STATED TASK >> Pull each line holding "ยวชาญด" out of the entries below.

INPUT DATA >>
• • • • •

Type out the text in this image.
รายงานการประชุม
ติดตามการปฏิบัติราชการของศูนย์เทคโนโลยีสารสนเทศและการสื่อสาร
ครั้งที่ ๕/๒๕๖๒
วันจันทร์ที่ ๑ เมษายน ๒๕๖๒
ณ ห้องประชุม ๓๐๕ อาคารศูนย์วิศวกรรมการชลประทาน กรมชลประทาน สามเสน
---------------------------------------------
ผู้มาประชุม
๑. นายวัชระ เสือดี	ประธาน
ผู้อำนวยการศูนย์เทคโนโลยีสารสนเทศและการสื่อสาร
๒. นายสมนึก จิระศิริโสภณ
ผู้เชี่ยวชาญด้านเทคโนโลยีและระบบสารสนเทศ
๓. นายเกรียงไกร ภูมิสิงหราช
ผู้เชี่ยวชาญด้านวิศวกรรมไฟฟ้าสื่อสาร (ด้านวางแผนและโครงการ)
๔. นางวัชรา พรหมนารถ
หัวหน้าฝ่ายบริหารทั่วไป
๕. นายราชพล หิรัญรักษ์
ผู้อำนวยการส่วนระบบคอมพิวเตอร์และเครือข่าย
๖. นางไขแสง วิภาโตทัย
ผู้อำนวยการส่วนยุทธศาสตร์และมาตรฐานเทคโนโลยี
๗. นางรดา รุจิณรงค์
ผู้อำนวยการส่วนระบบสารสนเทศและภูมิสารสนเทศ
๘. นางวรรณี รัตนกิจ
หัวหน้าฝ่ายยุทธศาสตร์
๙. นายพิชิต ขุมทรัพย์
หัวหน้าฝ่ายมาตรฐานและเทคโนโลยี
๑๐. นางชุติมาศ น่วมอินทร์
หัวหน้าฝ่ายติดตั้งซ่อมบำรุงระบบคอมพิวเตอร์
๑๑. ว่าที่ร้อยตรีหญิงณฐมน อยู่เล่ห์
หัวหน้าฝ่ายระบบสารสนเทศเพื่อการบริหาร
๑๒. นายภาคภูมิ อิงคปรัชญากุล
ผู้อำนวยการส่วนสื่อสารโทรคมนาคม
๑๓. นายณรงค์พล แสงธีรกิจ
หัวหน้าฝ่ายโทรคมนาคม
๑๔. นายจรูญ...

• • • • •

ANSWER BELOW >>
ผู้เชี่ยวชาญด้านเทคโนโลยีและระบบสารสนเทศ
ผู้เชี่ยวชาญด้านวิศวกรรมไฟฟ้าสื่อสาร (ด้านวางแผนและโครงการ)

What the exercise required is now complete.